**Given task:** List each line of the data that holds the word "JSON".

**Supplied data:**

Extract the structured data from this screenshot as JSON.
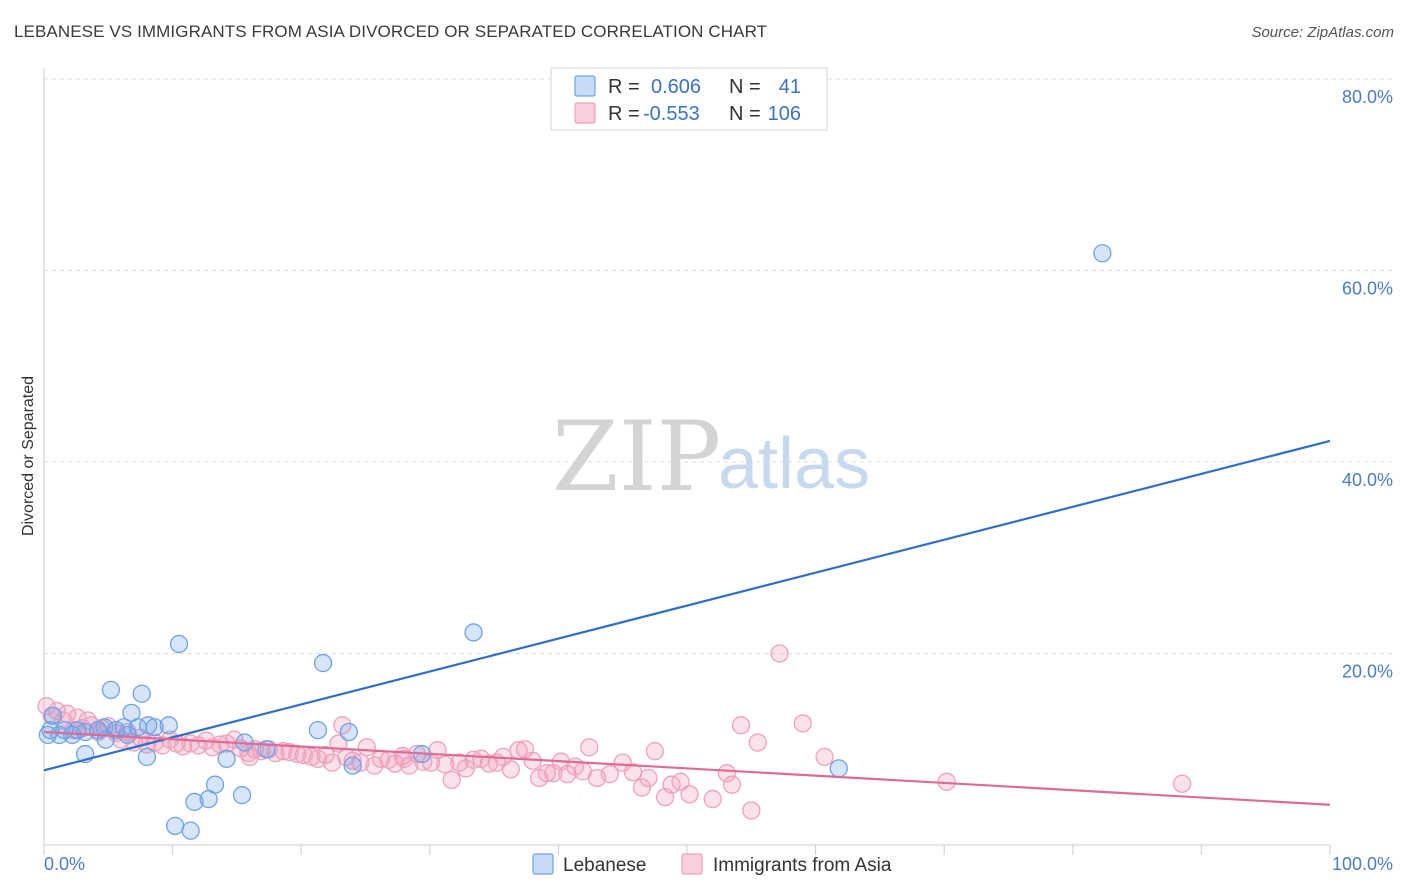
{
  "header": {
    "title": "LEBANESE VS IMMIGRANTS FROM ASIA DIVORCED OR SEPARATED CORRELATION CHART",
    "source": "Source: ZipAtlas.com"
  },
  "watermark": {
    "zip": "ZIP",
    "atlas": "atlas"
  },
  "legend": {
    "rows": [
      {
        "r_label": "R =",
        "r_value": "0.606",
        "n_label": "N =",
        "n_value": "41",
        "color": "#6fa3e8"
      },
      {
        "r_label": "R =",
        "r_value": "-0.553",
        "n_label": "N =",
        "n_value": "106",
        "color": "#f0a0bc"
      }
    ]
  },
  "chart_data": {
    "type": "scatter",
    "title": "LEBANESE VS IMMIGRANTS FROM ASIA DIVORCED OR SEPARATED CORRELATION CHART",
    "xlabel": "",
    "ylabel": "Divorced or Separated",
    "xlim": [
      0,
      100
    ],
    "ylim": [
      0,
      82
    ],
    "x_tick_labels": [
      "0.0%",
      "100.0%"
    ],
    "y_ticks": [
      20,
      40,
      60,
      80
    ],
    "y_tick_labels": [
      "20.0%",
      "40.0%",
      "60.0%",
      "80.0%"
    ],
    "grid": "horizontal-dashed",
    "legend_position": "top-center",
    "series": [
      {
        "name": "Lebanese",
        "color": "#6fa3e8",
        "line_color": "#2d6fcf",
        "trend": [
          [
            0,
            7.8
          ],
          [
            100,
            42.2
          ]
        ],
        "points": [
          [
            0.3,
            11.5
          ],
          [
            0.7,
            13.5
          ],
          [
            1.2,
            11.5
          ],
          [
            1.6,
            12.0
          ],
          [
            2.2,
            11.5
          ],
          [
            2.6,
            12.0
          ],
          [
            3.2,
            11.8
          ],
          [
            3.2,
            9.5
          ],
          [
            4.2,
            12.0
          ],
          [
            4.7,
            12.3
          ],
          [
            4.8,
            11.0
          ],
          [
            5.2,
            16.2
          ],
          [
            5.6,
            12.0
          ],
          [
            6.2,
            12.3
          ],
          [
            6.5,
            11.5
          ],
          [
            6.8,
            13.8
          ],
          [
            7.3,
            12.3
          ],
          [
            7.6,
            15.8
          ],
          [
            8.0,
            9.2
          ],
          [
            8.1,
            12.5
          ],
          [
            8.6,
            12.3
          ],
          [
            9.7,
            12.5
          ],
          [
            10.5,
            21.0
          ],
          [
            10.2,
            2.0
          ],
          [
            11.4,
            1.5
          ],
          [
            11.7,
            4.5
          ],
          [
            12.8,
            4.8
          ],
          [
            13.3,
            6.3
          ],
          [
            14.2,
            9.0
          ],
          [
            15.4,
            5.2
          ],
          [
            15.6,
            10.7
          ],
          [
            17.3,
            10.0
          ],
          [
            21.3,
            12.0
          ],
          [
            21.7,
            19.0
          ],
          [
            23.7,
            11.8
          ],
          [
            24.0,
            8.3
          ],
          [
            29.4,
            9.5
          ],
          [
            33.4,
            22.2
          ],
          [
            61.8,
            8.0
          ],
          [
            82.3,
            61.8
          ],
          [
            0.5,
            12.0
          ]
        ]
      },
      {
        "name": "Immigrants from Asia",
        "color": "#f0a0bc",
        "line_color": "#e06a95",
        "trend": [
          [
            0,
            11.8
          ],
          [
            100,
            4.2
          ]
        ],
        "points": [
          [
            0.2,
            14.5
          ],
          [
            0.6,
            13.5
          ],
          [
            1.0,
            14.0
          ],
          [
            1.5,
            13.0
          ],
          [
            1.8,
            13.7
          ],
          [
            2.3,
            12.0
          ],
          [
            2.6,
            13.3
          ],
          [
            3.0,
            12.2
          ],
          [
            3.4,
            13.0
          ],
          [
            3.7,
            12.5
          ],
          [
            4.2,
            11.8
          ],
          [
            4.5,
            12.2
          ],
          [
            5.0,
            12.4
          ],
          [
            5.6,
            11.7
          ],
          [
            6.0,
            11.0
          ],
          [
            6.5,
            11.8
          ],
          [
            7.0,
            10.7
          ],
          [
            7.5,
            11.2
          ],
          [
            8.0,
            10.5
          ],
          [
            8.6,
            10.7
          ],
          [
            9.2,
            10.4
          ],
          [
            9.8,
            11.0
          ],
          [
            10.3,
            10.6
          ],
          [
            10.8,
            10.3
          ],
          [
            11.4,
            10.6
          ],
          [
            12.0,
            10.4
          ],
          [
            12.6,
            10.9
          ],
          [
            13.1,
            10.2
          ],
          [
            13.7,
            10.5
          ],
          [
            14.2,
            10.6
          ],
          [
            14.8,
            11.0
          ],
          [
            15.3,
            10.1
          ],
          [
            15.9,
            9.6
          ],
          [
            16.4,
            10.0
          ],
          [
            16.9,
            9.8
          ],
          [
            17.5,
            10.0
          ],
          [
            18.0,
            9.6
          ],
          [
            18.6,
            9.8
          ],
          [
            19.1,
            9.7
          ],
          [
            19.7,
            9.5
          ],
          [
            20.2,
            9.4
          ],
          [
            20.8,
            9.2
          ],
          [
            21.3,
            9.0
          ],
          [
            21.9,
            9.4
          ],
          [
            22.4,
            8.6
          ],
          [
            22.9,
            10.6
          ],
          [
            23.5,
            9.2
          ],
          [
            24.0,
            8.8
          ],
          [
            24.6,
            8.6
          ],
          [
            25.1,
            10.2
          ],
          [
            25.7,
            8.3
          ],
          [
            26.2,
            9.0
          ],
          [
            26.8,
            8.9
          ],
          [
            27.3,
            8.5
          ],
          [
            27.9,
            9.3
          ],
          [
            28.4,
            8.3
          ],
          [
            29.0,
            9.5
          ],
          [
            29.5,
            8.7
          ],
          [
            30.1,
            8.6
          ],
          [
            30.6,
            9.9
          ],
          [
            31.2,
            8.4
          ],
          [
            31.7,
            6.8
          ],
          [
            32.3,
            8.6
          ],
          [
            32.8,
            8.0
          ],
          [
            33.4,
            8.9
          ],
          [
            34.0,
            9.0
          ],
          [
            34.6,
            8.5
          ],
          [
            35.2,
            8.6
          ],
          [
            35.7,
            9.2
          ],
          [
            36.3,
            7.9
          ],
          [
            36.9,
            9.9
          ],
          [
            37.4,
            10.0
          ],
          [
            38.0,
            8.8
          ],
          [
            38.5,
            7.0
          ],
          [
            39.1,
            7.5
          ],
          [
            39.6,
            7.5
          ],
          [
            40.2,
            8.7
          ],
          [
            40.7,
            7.4
          ],
          [
            41.3,
            8.2
          ],
          [
            41.9,
            7.7
          ],
          [
            42.4,
            10.2
          ],
          [
            43.0,
            7.0
          ],
          [
            44.0,
            7.4
          ],
          [
            45.0,
            8.6
          ],
          [
            45.8,
            7.6
          ],
          [
            46.5,
            6.0
          ],
          [
            47.0,
            7.0
          ],
          [
            47.5,
            9.8
          ],
          [
            48.3,
            5.0
          ],
          [
            48.8,
            6.3
          ],
          [
            49.5,
            6.6
          ],
          [
            50.2,
            5.3
          ],
          [
            52.0,
            4.8
          ],
          [
            53.1,
            7.5
          ],
          [
            53.5,
            6.3
          ],
          [
            54.2,
            12.5
          ],
          [
            55.0,
            3.6
          ],
          [
            55.5,
            10.7
          ],
          [
            57.2,
            20.0
          ],
          [
            59.0,
            12.7
          ],
          [
            60.7,
            9.2
          ],
          [
            70.2,
            6.6
          ],
          [
            88.5,
            6.4
          ],
          [
            23.2,
            12.5
          ],
          [
            16.0,
            9.2
          ],
          [
            28.0,
            9.0
          ]
        ]
      }
    ]
  }
}
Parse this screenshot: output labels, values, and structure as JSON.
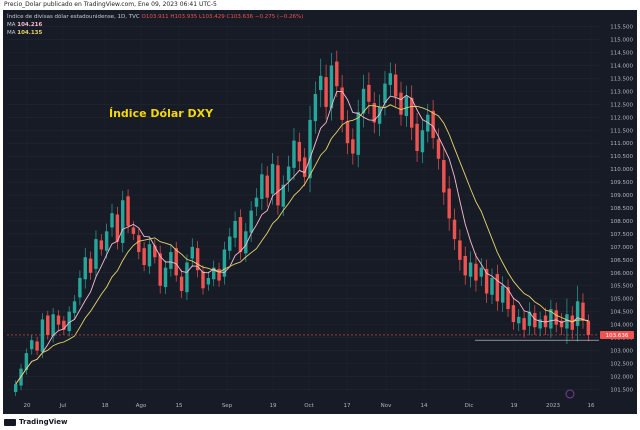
{
  "caption": "Precio_Dolar publicado en TradingView.com, Ene 09, 2023 06:41 UTC-5",
  "legend": {
    "symbol_line": "Índice de divisas dólar estadounidense, 1D, TVC",
    "ohlc": "O103.911  H103.935  L103.429  C103.636  −0.275 (−0.26%)",
    "ma1_label": "MA",
    "ma1_value": "104.216",
    "ma2_label": "MA",
    "ma2_value": "104.135"
  },
  "title": "Índice Dólar DXY",
  "price_badge": "103.636",
  "brand": "TradingView",
  "colors": {
    "up": "#26a69a",
    "down": "#ef5350",
    "ma_fast": "#f8bbd0",
    "ma_slow": "#e6d46a",
    "background": "#171b26",
    "title": "#f5d900"
  },
  "chart_data": {
    "type": "candlestick",
    "y_ticks": [
      "115.500",
      "115.000",
      "114.500",
      "114.000",
      "113.500",
      "113.000",
      "112.500",
      "112.000",
      "111.500",
      "111.000",
      "110.500",
      "110.000",
      "109.500",
      "109.000",
      "108.500",
      "108.000",
      "107.500",
      "107.000",
      "106.500",
      "106.000",
      "105.500",
      "105.000",
      "104.500",
      "104.000",
      "103.500",
      "103.000",
      "102.500",
      "102.000",
      "101.500"
    ],
    "ylim": [
      101.4,
      115.6
    ],
    "x_ticks": [
      "20",
      "Jul",
      "18",
      "Ago",
      "15",
      "Sep",
      "19",
      "Oct",
      "17",
      "Nov",
      "14",
      "Dic",
      "19",
      "2023",
      "16"
    ],
    "close_path": [
      101.7,
      102.3,
      102.9,
      103.4,
      103.0,
      104.2,
      103.6,
      104.4,
      104.0,
      103.8,
      104.5,
      104.9,
      105.8,
      106.6,
      106.0,
      107.3,
      106.9,
      107.6,
      108.3,
      107.2,
      108.8,
      107.8,
      107.5,
      106.8,
      106.3,
      107.1,
      106.6,
      105.5,
      106.2,
      106.8,
      105.9,
      105.3,
      106.4,
      107.0,
      106.1,
      105.4,
      105.8,
      106.2,
      105.7,
      106.9,
      107.4,
      108.0,
      106.8,
      107.6,
      108.4,
      108.9,
      109.8,
      108.9,
      110.2,
      108.6,
      109.4,
      110.1,
      111.1,
      110.3,
      109.7,
      111.9,
      112.9,
      113.6,
      112.4,
      114.0,
      113.2,
      111.9,
      111.0,
      110.6,
      112.2,
      113.1,
      112.6,
      111.8,
      112.4,
      113.3,
      113.7,
      112.8,
      112.1,
      112.8,
      111.6,
      110.7,
      111.5,
      112.1,
      111.2,
      110.4,
      109.1,
      108.1,
      107.3,
      106.5,
      105.9,
      106.4,
      105.7,
      106.2,
      105.2,
      105.8,
      104.9,
      105.5,
      104.6,
      104.1,
      104.3,
      103.8,
      104.5,
      103.9,
      104.2,
      103.9,
      104.6,
      104.0,
      103.9,
      104.4,
      103.8,
      104.9,
      104.2,
      103.6
    ],
    "wick_extent": [
      0.25,
      0.3,
      0.3,
      0.35,
      0.3,
      0.4,
      0.3,
      0.4,
      0.35,
      0.3,
      0.35,
      0.4,
      0.5,
      0.6,
      0.45,
      0.55,
      0.4,
      0.5,
      0.6,
      0.5,
      0.6,
      0.45,
      0.4,
      0.45,
      0.4,
      0.5,
      0.4,
      0.5,
      0.45,
      0.5,
      0.4,
      0.45,
      0.5,
      0.55,
      0.45,
      0.4,
      0.4,
      0.45,
      0.4,
      0.5,
      0.55,
      0.6,
      0.5,
      0.55,
      0.6,
      0.6,
      0.7,
      0.6,
      0.7,
      0.6,
      0.6,
      0.7,
      0.8,
      0.6,
      0.6,
      0.9,
      0.8,
      1.1,
      0.8,
      0.8,
      0.7,
      0.8,
      0.7,
      0.7,
      0.8,
      0.9,
      0.8,
      0.7,
      0.8,
      0.8,
      0.7,
      0.7,
      0.7,
      0.7,
      0.8,
      0.7,
      0.7,
      0.7,
      0.7,
      0.7,
      0.8,
      0.8,
      0.7,
      0.7,
      0.6,
      0.7,
      0.7,
      0.6,
      0.6,
      0.6,
      0.6,
      0.6,
      0.5,
      0.5,
      0.5,
      0.5,
      0.6,
      0.5,
      0.5,
      0.5,
      0.6,
      0.5,
      0.5,
      1.0,
      0.6,
      1.0,
      0.6,
      0.4
    ],
    "support_level": 103.4
  }
}
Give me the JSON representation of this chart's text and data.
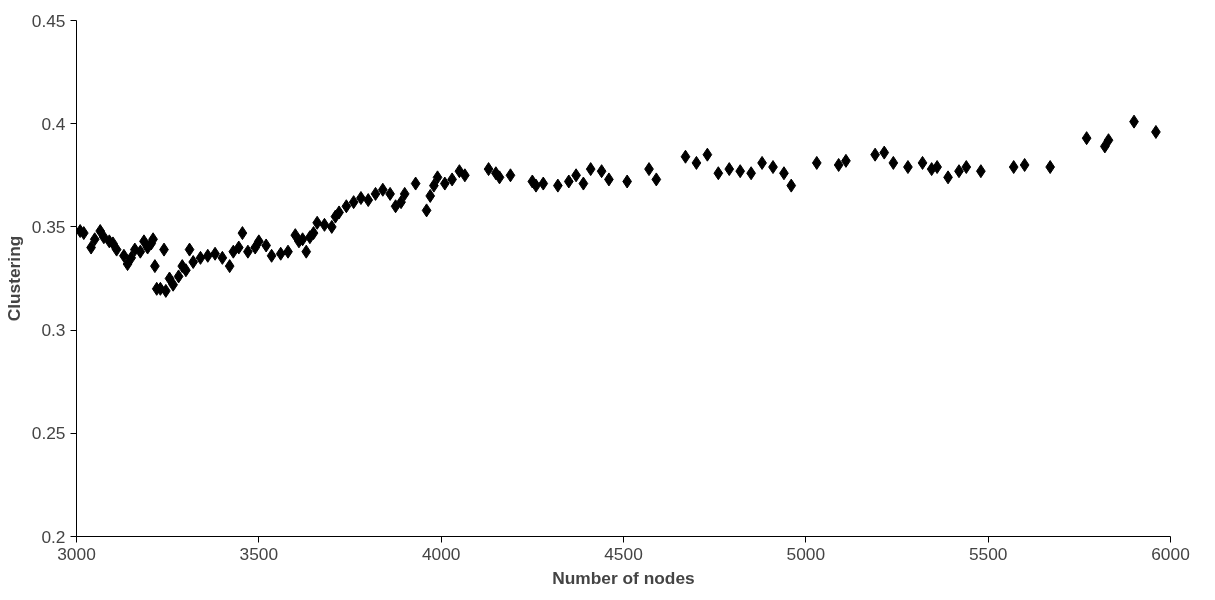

**Solution below:**
Extract the structured data from this screenshot as JSON.
Parse this screenshot: output labels, values, and structure as JSON.
Give me the JSON representation of this chart's text and data.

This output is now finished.